* [Exercise goal] Return every line of the listing below verbatim, without altering, adding, or omitting any character.

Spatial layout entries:
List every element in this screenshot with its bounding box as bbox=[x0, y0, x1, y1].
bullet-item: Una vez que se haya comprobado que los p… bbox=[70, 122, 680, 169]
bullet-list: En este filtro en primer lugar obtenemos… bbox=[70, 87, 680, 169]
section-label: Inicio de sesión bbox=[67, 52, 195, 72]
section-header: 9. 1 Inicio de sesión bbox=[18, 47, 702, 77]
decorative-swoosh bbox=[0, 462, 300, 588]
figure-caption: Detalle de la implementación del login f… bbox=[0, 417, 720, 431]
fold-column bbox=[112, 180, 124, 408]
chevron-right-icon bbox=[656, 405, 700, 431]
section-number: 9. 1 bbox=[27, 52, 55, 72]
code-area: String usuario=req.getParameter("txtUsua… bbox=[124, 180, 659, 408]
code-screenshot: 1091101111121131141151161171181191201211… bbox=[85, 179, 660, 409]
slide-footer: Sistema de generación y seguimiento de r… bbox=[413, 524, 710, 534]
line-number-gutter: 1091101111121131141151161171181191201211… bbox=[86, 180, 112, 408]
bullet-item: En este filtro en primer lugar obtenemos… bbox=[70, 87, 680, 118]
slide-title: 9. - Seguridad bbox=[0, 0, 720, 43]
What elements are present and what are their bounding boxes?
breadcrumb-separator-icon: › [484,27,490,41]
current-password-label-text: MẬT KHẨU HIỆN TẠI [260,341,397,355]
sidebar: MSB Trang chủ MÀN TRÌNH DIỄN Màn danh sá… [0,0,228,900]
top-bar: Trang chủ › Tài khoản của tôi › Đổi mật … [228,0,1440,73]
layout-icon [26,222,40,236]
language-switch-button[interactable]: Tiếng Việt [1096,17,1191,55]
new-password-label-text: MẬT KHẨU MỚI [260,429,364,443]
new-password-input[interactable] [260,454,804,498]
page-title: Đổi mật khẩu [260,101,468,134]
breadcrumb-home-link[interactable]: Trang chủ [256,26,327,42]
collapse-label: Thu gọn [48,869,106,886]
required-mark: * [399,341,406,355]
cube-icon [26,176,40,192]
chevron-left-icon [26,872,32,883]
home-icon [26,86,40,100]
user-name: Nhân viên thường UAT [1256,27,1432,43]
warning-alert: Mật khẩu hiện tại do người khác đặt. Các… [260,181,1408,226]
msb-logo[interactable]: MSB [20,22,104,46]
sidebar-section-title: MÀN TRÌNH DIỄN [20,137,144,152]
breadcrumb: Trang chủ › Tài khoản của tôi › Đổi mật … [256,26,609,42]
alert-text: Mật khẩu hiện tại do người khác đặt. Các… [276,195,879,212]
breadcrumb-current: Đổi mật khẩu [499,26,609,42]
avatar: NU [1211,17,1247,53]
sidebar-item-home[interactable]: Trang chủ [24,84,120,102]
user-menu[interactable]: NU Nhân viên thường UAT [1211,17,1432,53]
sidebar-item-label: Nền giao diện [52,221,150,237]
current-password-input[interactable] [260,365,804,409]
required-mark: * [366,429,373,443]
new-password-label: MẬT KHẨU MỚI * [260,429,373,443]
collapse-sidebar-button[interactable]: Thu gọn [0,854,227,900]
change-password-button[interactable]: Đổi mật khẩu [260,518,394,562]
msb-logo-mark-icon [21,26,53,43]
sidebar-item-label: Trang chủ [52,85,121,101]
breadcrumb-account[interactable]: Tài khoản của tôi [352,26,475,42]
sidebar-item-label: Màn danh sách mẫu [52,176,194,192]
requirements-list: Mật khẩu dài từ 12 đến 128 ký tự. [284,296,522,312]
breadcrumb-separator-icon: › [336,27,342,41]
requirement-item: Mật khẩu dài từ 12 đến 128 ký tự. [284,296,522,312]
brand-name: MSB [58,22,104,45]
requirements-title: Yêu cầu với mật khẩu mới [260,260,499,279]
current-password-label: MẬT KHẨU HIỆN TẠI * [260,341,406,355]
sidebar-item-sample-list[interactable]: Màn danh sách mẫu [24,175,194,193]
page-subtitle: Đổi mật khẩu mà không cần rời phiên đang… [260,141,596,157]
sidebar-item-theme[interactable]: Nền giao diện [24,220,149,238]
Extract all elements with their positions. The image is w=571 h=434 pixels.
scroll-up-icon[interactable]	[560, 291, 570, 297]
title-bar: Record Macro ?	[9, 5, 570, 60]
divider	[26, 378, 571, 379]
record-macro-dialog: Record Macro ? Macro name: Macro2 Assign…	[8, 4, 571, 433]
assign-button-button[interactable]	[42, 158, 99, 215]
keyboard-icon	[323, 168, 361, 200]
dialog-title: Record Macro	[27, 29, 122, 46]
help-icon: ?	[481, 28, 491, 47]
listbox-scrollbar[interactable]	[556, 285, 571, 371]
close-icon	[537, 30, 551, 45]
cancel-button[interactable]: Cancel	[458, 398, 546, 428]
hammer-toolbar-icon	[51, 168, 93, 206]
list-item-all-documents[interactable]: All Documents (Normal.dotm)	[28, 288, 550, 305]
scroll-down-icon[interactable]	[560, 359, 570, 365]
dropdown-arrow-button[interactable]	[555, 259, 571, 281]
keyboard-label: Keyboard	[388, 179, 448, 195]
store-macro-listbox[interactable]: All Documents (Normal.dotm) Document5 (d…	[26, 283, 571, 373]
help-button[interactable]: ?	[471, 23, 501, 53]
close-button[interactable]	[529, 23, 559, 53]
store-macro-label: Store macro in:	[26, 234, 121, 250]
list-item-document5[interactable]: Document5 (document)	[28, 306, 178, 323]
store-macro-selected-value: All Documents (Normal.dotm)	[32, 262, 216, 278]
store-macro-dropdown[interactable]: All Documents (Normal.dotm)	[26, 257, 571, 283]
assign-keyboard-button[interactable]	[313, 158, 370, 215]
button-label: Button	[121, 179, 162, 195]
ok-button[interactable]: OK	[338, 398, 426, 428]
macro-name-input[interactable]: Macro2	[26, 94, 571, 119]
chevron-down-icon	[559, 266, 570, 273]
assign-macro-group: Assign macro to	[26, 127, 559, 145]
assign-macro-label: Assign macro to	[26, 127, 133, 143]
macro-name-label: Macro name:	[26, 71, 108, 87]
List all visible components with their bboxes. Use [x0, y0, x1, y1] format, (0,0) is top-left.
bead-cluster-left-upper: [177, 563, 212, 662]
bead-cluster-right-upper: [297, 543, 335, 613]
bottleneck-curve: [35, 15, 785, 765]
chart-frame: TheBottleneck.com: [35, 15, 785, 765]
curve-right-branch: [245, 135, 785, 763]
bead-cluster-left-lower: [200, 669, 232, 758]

* [Written answer]
List every element in this screenshot with its bounding box as bbox=[x0, y0, x1, y1].
bullet-item: Una vez que se haya comprobado que los p… bbox=[70, 122, 680, 169]
bullet-list: En este filtro en primer lugar obtenemos… bbox=[70, 87, 680, 169]
section-label: Inicio de sesión bbox=[67, 52, 195, 72]
section-header: 9. 1 Inicio de sesión bbox=[18, 47, 702, 77]
decorative-swoosh bbox=[0, 462, 300, 588]
figure-caption: Detalle de la implementación del login f… bbox=[0, 417, 720, 431]
fold-column bbox=[112, 180, 124, 408]
chevron-right-icon bbox=[656, 405, 700, 431]
section-number: 9. 1 bbox=[27, 52, 55, 72]
code-area: String usuario=req.getParameter("txtUsua… bbox=[124, 180, 659, 408]
code-screenshot: 1091101111121131141151161171181191201211… bbox=[85, 179, 660, 409]
slide-footer: Sistema de generación y seguimiento de r… bbox=[413, 524, 710, 534]
line-number-gutter: 1091101111121131141151161171181191201211… bbox=[86, 180, 112, 408]
bullet-item: En este filtro en primer lugar obtenemos… bbox=[70, 87, 680, 118]
slide-title: 9. - Seguridad bbox=[0, 0, 720, 43]
What elements are present and what are their bounding boxes?
breadcrumb-separator-icon: › [484,27,490,41]
current-password-label-text: MẬT KHẨU HIỆN TẠI [260,341,397,355]
sidebar: MSB Trang chủ MÀN TRÌNH DIỄN Màn danh sá… [0,0,228,900]
top-bar: Trang chủ › Tài khoản của tôi › Đổi mật … [228,0,1440,73]
layout-icon [26,222,40,236]
language-switch-button[interactable]: Tiếng Việt [1096,17,1191,55]
new-password-label-text: MẬT KHẨU MỚI [260,429,364,443]
new-password-input[interactable] [260,454,804,498]
page-title: Đổi mật khẩu [260,101,468,134]
breadcrumb-home-link[interactable]: Trang chủ [256,26,327,42]
collapse-label: Thu gọn [48,869,106,886]
required-mark: * [399,341,406,355]
cube-icon [26,176,40,192]
chevron-left-icon [26,872,32,883]
home-icon [26,86,40,100]
user-name: Nhân viên thường UAT [1256,27,1432,43]
warning-alert: Mật khẩu hiện tại do người khác đặt. Các… [260,181,1408,226]
msb-logo[interactable]: MSB [20,22,104,46]
sidebar-section-title: MÀN TRÌNH DIỄN [20,137,144,152]
breadcrumb: Trang chủ › Tài khoản của tôi › Đổi mật … [256,26,609,42]
alert-text: Mật khẩu hiện tại do người khác đặt. Các… [276,195,879,212]
breadcrumb-current: Đổi mật khẩu [499,26,609,42]
avatar: NU [1211,17,1247,53]
sidebar-item-home[interactable]: Trang chủ [24,84,120,102]
user-menu[interactable]: NU Nhân viên thường UAT [1211,17,1432,53]
sidebar-item-label: Nền giao diện [52,221,150,237]
current-password-input[interactable] [260,365,804,409]
required-mark: * [366,429,373,443]
new-password-label: MẬT KHẨU MỚI * [260,429,373,443]
collapse-sidebar-button[interactable]: Thu gọn [0,854,227,900]
change-password-button[interactable]: Đổi mật khẩu [260,518,394,562]
msb-logo-mark-icon [21,26,53,43]
sidebar-item-label: Trang chủ [52,85,121,101]
breadcrumb-account[interactable]: Tài khoản của tôi [352,26,475,42]
sidebar-item-label: Màn danh sách mẫu [52,176,194,192]
requirements-list: Mật khẩu dài từ 12 đến 128 ký tự. [284,296,522,312]
breadcrumb-separator-icon: › [336,27,342,41]
requirement-item: Mật khẩu dài từ 12 đến 128 ký tự. [284,296,522,312]
brand-name: MSB [58,22,104,45]
requirements-title: Yêu cầu với mật khẩu mới [260,260,499,279]
current-password-label: MẬT KHẨU HIỆN TẠI * [260,341,406,355]
sidebar-item-sample-list[interactable]: Màn danh sách mẫu [24,175,194,193]
page-subtitle: Đổi mật khẩu mà không cần rời phiên đang… [260,141,596,157]
sidebar-item-theme[interactable]: Nền giao diện [24,220,149,238]
Extract all elements with their positions. The image is w=571 h=434 pixels.
scroll-up-icon[interactable]	[560, 291, 570, 297]
title-bar: Record Macro ?	[9, 5, 570, 60]
divider	[26, 378, 571, 379]
record-macro-dialog: Record Macro ? Macro name: Macro2 Assign…	[8, 4, 571, 433]
assign-button-button[interactable]	[42, 158, 99, 215]
keyboard-icon	[323, 168, 361, 200]
dialog-title: Record Macro	[27, 29, 122, 46]
help-icon: ?	[481, 28, 491, 47]
listbox-scrollbar[interactable]	[556, 285, 571, 371]
close-icon	[537, 30, 551, 45]
cancel-button[interactable]: Cancel	[458, 398, 546, 428]
hammer-toolbar-icon	[51, 168, 93, 206]
list-item-all-documents[interactable]: All Documents (Normal.dotm)	[28, 288, 550, 305]
scroll-down-icon[interactable]	[560, 359, 570, 365]
dropdown-arrow-button[interactable]	[555, 259, 571, 281]
keyboard-label: Keyboard	[388, 179, 448, 195]
store-macro-listbox[interactable]: All Documents (Normal.dotm) Document5 (d…	[26, 283, 571, 373]
help-button[interactable]: ?	[471, 23, 501, 53]
close-button[interactable]	[529, 23, 559, 53]
store-macro-label: Store macro in:	[26, 234, 121, 250]
list-item-document5[interactable]: Document5 (document)	[28, 306, 178, 323]
store-macro-selected-value: All Documents (Normal.dotm)	[32, 262, 216, 278]
store-macro-dropdown[interactable]: All Documents (Normal.dotm)	[26, 257, 571, 283]
assign-keyboard-button[interactable]	[313, 158, 370, 215]
button-label: Button	[121, 179, 162, 195]
ok-button[interactable]: OK	[338, 398, 426, 428]
macro-name-input[interactable]: Macro2	[26, 94, 571, 119]
chevron-down-icon	[559, 266, 570, 273]
assign-macro-group: Assign macro to	[26, 127, 559, 145]
assign-macro-label: Assign macro to	[26, 127, 133, 143]
macro-name-label: Macro name:	[26, 71, 108, 87]
List all visible components with their bboxes. Use [x0, y0, x1, y1] format, (0,0) is top-left.
bead-cluster-left-upper: [177, 563, 212, 662]
bead-cluster-right-upper: [297, 543, 335, 613]
bottleneck-curve: [35, 15, 785, 765]
chart-frame: TheBottleneck.com: [35, 15, 785, 765]
curve-right-branch: [245, 135, 785, 763]
bead-cluster-left-lower: [200, 669, 232, 758]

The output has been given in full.